* Passage for review:
-------------------------
Authors Maskey N, Thapa N, Maharjan M, Shrestha G, Maharjan N, Cai H, Liu S

Received 27 May 2019

Accepted for publication 23 July 2019

Published 14 August 2019 Volume 2019:11 Pages 7647—7655

DOI https://doi.org/10.2147/CMAR.S217264

Checked for plagiarism Yes

Review by Single-blind

Peer reviewers approved by Dr Amy Norman

Peer reviewer comments 2

Editor who approved publication: Dr Teng


Ninu Maskey,1 Niresh Thapa,2,3 Muna Maharjan,4 Girishma Shrestha,5 Narayani Maharjan,6 Hongbing Cai,2 Shangqin Liu1

1Department of Hematology, Zhongnan Hospital of Wuhan University, Wuchang, Wuhan, Hubei 430071, People’s Republic of China; 2Department of Gynecological Oncology, Zhongnan Hospital of Wuhan University, Hubei Cancer Clinical Study Center, Hubei Key Laboratory of Tumor Biological Behaviors, Wuhan 430071, People’s Republic of China; 3Karnali Academy of Health Sciences, Jumla, Nepal; 4Zhongnan Hospital of Wuhan University, Hope School of Nursing, Wuhan, Hubei, People’s Republic of China; 5Department of Pathology, Patan Hospital, Patan Academy of Health Sciences, Kathmandu, Nepal; 6Department of Clinical Laboratory Science, Zhongnan Hospital of Wuhan University, Wuhan, Hubei, People’s Republic of China

Purpose: Tumor infiltrating lymphocytes (TILs) have been extensively described in anti-tumor immunity, but their functional alterations in the immunoediting processes during neoplastic progression in the uterine cervix are still not clear. Our aim was to gain insight into cervical tissue T cell populations, determine if there are any differences in the localization and quantity distribution of T lymphocytes, and to evaluate their role in disease regression or progression in the cervical neoplastic milieu.
Patients and methods: Serial section analysis of immunohistochemically stained CD4 and CD8 lymphocytes was performed on a total number of 72 samples, categorized into four cohorts: 23 HPV non-infected (HPV-) normal cervix, 20 HPV infected (HPV+) normal cervix, 17 HPV+ low grade cervical intraepithelial neoplasia (CIN), and 12 HPV+ high grade CIN.
-------------------------
* Given entries:

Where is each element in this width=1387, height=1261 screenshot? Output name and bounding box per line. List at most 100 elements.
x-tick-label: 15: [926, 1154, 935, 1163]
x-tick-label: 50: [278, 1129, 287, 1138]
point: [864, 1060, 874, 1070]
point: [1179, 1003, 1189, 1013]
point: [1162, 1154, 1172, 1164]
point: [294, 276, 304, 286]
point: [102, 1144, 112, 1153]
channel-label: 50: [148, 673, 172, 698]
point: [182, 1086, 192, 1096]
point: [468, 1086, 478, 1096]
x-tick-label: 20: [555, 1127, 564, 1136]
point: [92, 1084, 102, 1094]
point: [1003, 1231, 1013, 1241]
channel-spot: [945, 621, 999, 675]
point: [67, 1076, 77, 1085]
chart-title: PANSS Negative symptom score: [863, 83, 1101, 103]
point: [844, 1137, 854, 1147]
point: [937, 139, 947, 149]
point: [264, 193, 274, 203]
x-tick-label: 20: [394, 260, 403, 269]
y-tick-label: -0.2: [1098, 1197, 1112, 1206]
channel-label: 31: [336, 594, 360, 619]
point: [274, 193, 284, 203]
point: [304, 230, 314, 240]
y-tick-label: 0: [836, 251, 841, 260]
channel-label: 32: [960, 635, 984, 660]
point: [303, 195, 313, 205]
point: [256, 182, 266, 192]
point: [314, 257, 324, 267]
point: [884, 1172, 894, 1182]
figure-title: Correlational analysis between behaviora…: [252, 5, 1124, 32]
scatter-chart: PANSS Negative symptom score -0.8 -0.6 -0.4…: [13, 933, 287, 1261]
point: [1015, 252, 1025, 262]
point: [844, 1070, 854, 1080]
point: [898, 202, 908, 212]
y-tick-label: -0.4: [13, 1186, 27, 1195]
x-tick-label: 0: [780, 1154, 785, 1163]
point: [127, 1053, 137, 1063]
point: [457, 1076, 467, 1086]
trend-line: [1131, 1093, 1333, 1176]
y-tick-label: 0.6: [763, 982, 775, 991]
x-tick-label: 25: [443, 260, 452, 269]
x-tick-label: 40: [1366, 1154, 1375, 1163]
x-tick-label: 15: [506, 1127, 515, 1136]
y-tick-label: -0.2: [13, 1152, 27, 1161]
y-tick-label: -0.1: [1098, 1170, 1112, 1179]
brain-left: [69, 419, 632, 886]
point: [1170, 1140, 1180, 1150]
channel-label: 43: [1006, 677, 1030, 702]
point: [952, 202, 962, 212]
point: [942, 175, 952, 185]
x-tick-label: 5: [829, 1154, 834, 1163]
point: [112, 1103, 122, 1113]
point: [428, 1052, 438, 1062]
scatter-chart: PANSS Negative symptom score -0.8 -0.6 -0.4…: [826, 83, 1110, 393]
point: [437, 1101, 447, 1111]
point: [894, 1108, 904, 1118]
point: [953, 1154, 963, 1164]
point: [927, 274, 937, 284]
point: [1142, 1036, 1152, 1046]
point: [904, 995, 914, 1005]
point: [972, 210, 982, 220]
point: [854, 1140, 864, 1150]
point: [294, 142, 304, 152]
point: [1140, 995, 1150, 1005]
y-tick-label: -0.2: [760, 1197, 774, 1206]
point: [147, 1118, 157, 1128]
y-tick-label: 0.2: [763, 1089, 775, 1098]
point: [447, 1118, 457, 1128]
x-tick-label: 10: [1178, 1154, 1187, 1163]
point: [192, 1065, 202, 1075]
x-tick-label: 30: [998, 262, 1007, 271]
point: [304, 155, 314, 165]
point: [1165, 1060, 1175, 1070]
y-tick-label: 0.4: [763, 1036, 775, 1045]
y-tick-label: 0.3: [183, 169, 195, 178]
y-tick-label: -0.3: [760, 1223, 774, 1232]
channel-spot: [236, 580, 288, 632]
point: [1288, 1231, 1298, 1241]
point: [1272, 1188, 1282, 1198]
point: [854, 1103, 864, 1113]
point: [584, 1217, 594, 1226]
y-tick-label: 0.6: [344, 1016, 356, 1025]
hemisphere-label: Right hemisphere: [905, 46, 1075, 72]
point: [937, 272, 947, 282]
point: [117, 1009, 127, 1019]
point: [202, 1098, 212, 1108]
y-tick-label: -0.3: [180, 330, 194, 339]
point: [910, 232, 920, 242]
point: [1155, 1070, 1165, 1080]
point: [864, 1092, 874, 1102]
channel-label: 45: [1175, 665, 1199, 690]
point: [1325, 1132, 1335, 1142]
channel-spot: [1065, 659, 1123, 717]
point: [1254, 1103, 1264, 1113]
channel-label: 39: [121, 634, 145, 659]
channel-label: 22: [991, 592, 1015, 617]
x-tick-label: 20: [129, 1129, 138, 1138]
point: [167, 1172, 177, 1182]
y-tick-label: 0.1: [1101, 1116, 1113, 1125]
-------------------------
* Exercise instructions:
a – List the four sample cohorts described in the abstract on cervical T lymphocytes, giving the number of samples in each.
b – Write the next part of the abstract on cervical T lymphocytes, picking up after its final sentence on the serial section analysis of the 72 samples.

* Responses per task:
a –
23 HPV non-infected (HPV-) normal cervix
20 HPV infected (HPV+) normal cervix
17 HPV+ low grade cervical intraepithelial neoplasia (CIN)
12 HPV+ high grade CIN

b –
Results: Low infiltrating lymphocytes (ILs) in normal cervix and high ILs in CIN were observed, while the trend of ILs increased with increasing grade of CIN, which was statistically significant (P<0.0001). Quantitative and localization analysis between the subsets of T cells showed that, in the epithelial layer, infiltrating CD8+ lymphocytes (CD8+ILs) were significantly higher than CD4+ILs in HPV+ normal cervix, while the trend decreased with increasing grade of CIN (P=0.011). Whereas, in the stromal layer, CD4+ILs were predominant in all study groups and no statistical difference was found between these groups. However, tumor infiltrating CD8+ lymphocytes (CD8+TILs) were noted to be significantly higher than CD4+TILs in severe dysplastic cases.
Conclusion: T cell infiltrates were predominant as the grade of the lesion progressed into more advanced lesions, which likely represent the lesions that have persisted over time. The variation in the infiltration rate and the location of CD4+ILs and CD8ILs may suggest the efficacious role of CD8 T cells in eliminating HPV infected cervical epithelial cells and also provides insight into the complex role of TILs in facilitating and mediating sustained anti-tumor responses, hence preventing tumor outgrowth.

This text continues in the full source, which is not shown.